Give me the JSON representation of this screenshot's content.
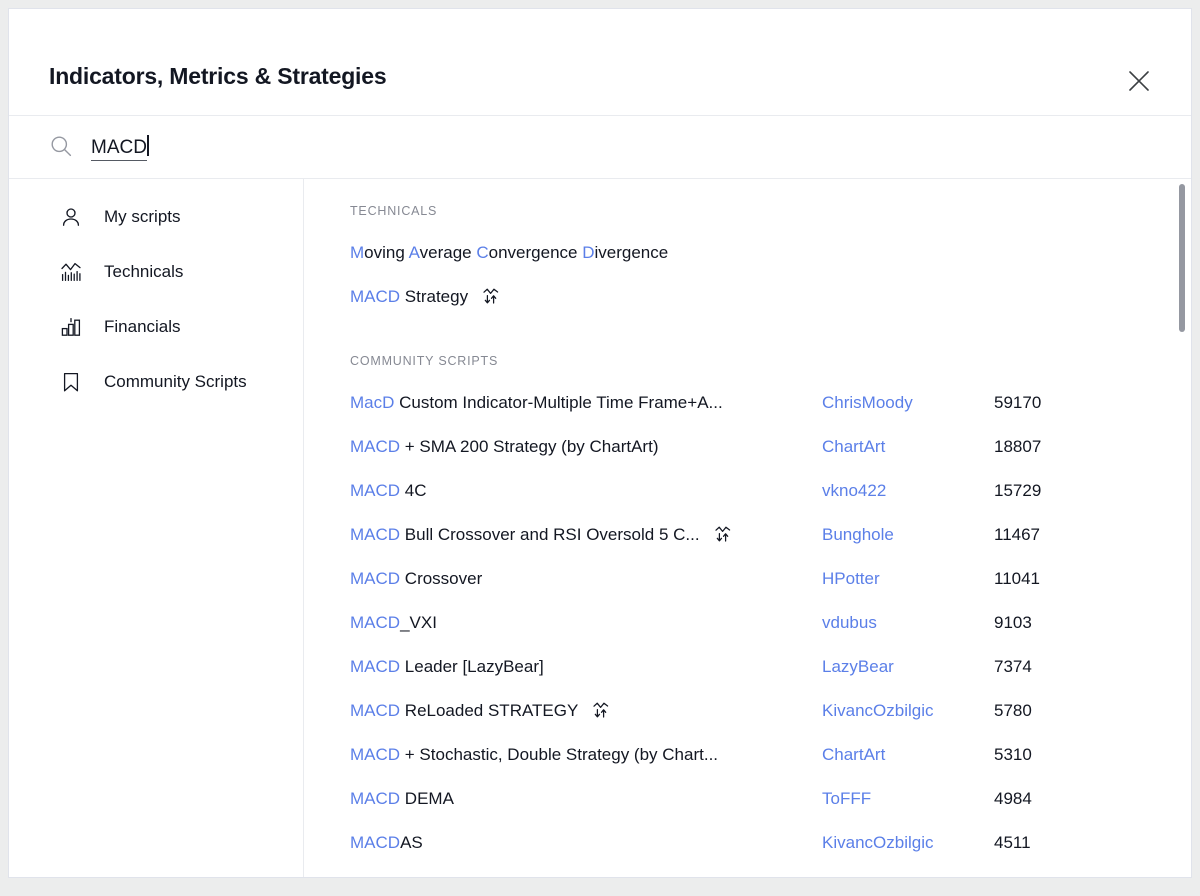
{
  "dialog": {
    "title": "Indicators, Metrics & Strategies",
    "close_label": "×"
  },
  "search": {
    "value": "MACD",
    "placeholder": "Search"
  },
  "sidebar": {
    "items": [
      {
        "label": "My scripts",
        "icon": "person-icon"
      },
      {
        "label": "Technicals",
        "icon": "technicals-chart-icon"
      },
      {
        "label": "Financials",
        "icon": "bar-chart-icon"
      },
      {
        "label": "Community Scripts",
        "icon": "bookmark-icon"
      }
    ]
  },
  "sections": [
    {
      "label": "TECHNICALS",
      "rows": [
        {
          "parts": [
            {
              "t": "M",
              "hl": true
            },
            {
              "t": "oving ",
              "hl": false
            },
            {
              "t": "A",
              "hl": true
            },
            {
              "t": "verage ",
              "hl": false
            },
            {
              "t": "C",
              "hl": true
            },
            {
              "t": "onvergence ",
              "hl": false
            },
            {
              "t": "D",
              "hl": true
            },
            {
              "t": "ivergence",
              "hl": false
            }
          ],
          "strategy": false,
          "author": "",
          "count": ""
        },
        {
          "parts": [
            {
              "t": "MACD",
              "hl": true
            },
            {
              "t": " Strategy",
              "hl": false
            }
          ],
          "strategy": true,
          "author": "",
          "count": ""
        }
      ]
    },
    {
      "label": "COMMUNITY SCRIPTS",
      "rows": [
        {
          "parts": [
            {
              "t": "MacD",
              "hl": true
            },
            {
              "t": " Custom Indicator-Multiple Time Frame+A...",
              "hl": false
            }
          ],
          "strategy": false,
          "author": "ChrisMoody",
          "count": "59170"
        },
        {
          "parts": [
            {
              "t": "MACD",
              "hl": true
            },
            {
              "t": " + SMA 200 Strategy (by ChartArt)",
              "hl": false
            }
          ],
          "strategy": false,
          "author": "ChartArt",
          "count": "18807"
        },
        {
          "parts": [
            {
              "t": "MACD",
              "hl": true
            },
            {
              "t": " 4C",
              "hl": false
            }
          ],
          "strategy": false,
          "author": "vkno422",
          "count": "15729"
        },
        {
          "parts": [
            {
              "t": "MACD",
              "hl": true
            },
            {
              "t": " Bull Crossover and RSI Oversold 5 C...",
              "hl": false
            }
          ],
          "strategy": true,
          "author": "Bunghole",
          "count": "11467"
        },
        {
          "parts": [
            {
              "t": "MACD",
              "hl": true
            },
            {
              "t": " Crossover",
              "hl": false
            }
          ],
          "strategy": false,
          "author": "HPotter",
          "count": "11041"
        },
        {
          "parts": [
            {
              "t": "MACD",
              "hl": true
            },
            {
              "t": "_VXI",
              "hl": false
            }
          ],
          "strategy": false,
          "author": "vdubus",
          "count": "9103"
        },
        {
          "parts": [
            {
              "t": "MACD",
              "hl": true
            },
            {
              "t": " Leader [LazyBear]",
              "hl": false
            }
          ],
          "strategy": false,
          "author": "LazyBear",
          "count": "7374"
        },
        {
          "parts": [
            {
              "t": "MACD",
              "hl": true
            },
            {
              "t": " ReLoaded STRATEGY",
              "hl": false
            }
          ],
          "strategy": true,
          "author": "KivancOzbilgic",
          "count": "5780"
        },
        {
          "parts": [
            {
              "t": "MACD",
              "hl": true
            },
            {
              "t": " + Stochastic, Double Strategy (by Chart...",
              "hl": false
            }
          ],
          "strategy": false,
          "author": "ChartArt",
          "count": "5310"
        },
        {
          "parts": [
            {
              "t": "MACD",
              "hl": true
            },
            {
              "t": " DEMA",
              "hl": false
            }
          ],
          "strategy": false,
          "author": "ToFFF",
          "count": "4984"
        },
        {
          "parts": [
            {
              "t": "MACD",
              "hl": true
            },
            {
              "t": "AS",
              "hl": false
            }
          ],
          "strategy": false,
          "author": "KivancOzbilgic",
          "count": "4511"
        }
      ]
    }
  ],
  "colors": {
    "highlight_blue": "#5b7fe8",
    "text": "#131722",
    "muted": "#868993",
    "border": "#e9ebef",
    "scrollbar": "#9598a1"
  }
}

....

## What you should do
Find every line in the records above that holds the word "icon", and copy each one.

## Task result
        "icon": "person-icon"
        "icon": "technicals-chart-icon"
        "icon": "bar-chart-icon"
        "icon": "bookmark-icon"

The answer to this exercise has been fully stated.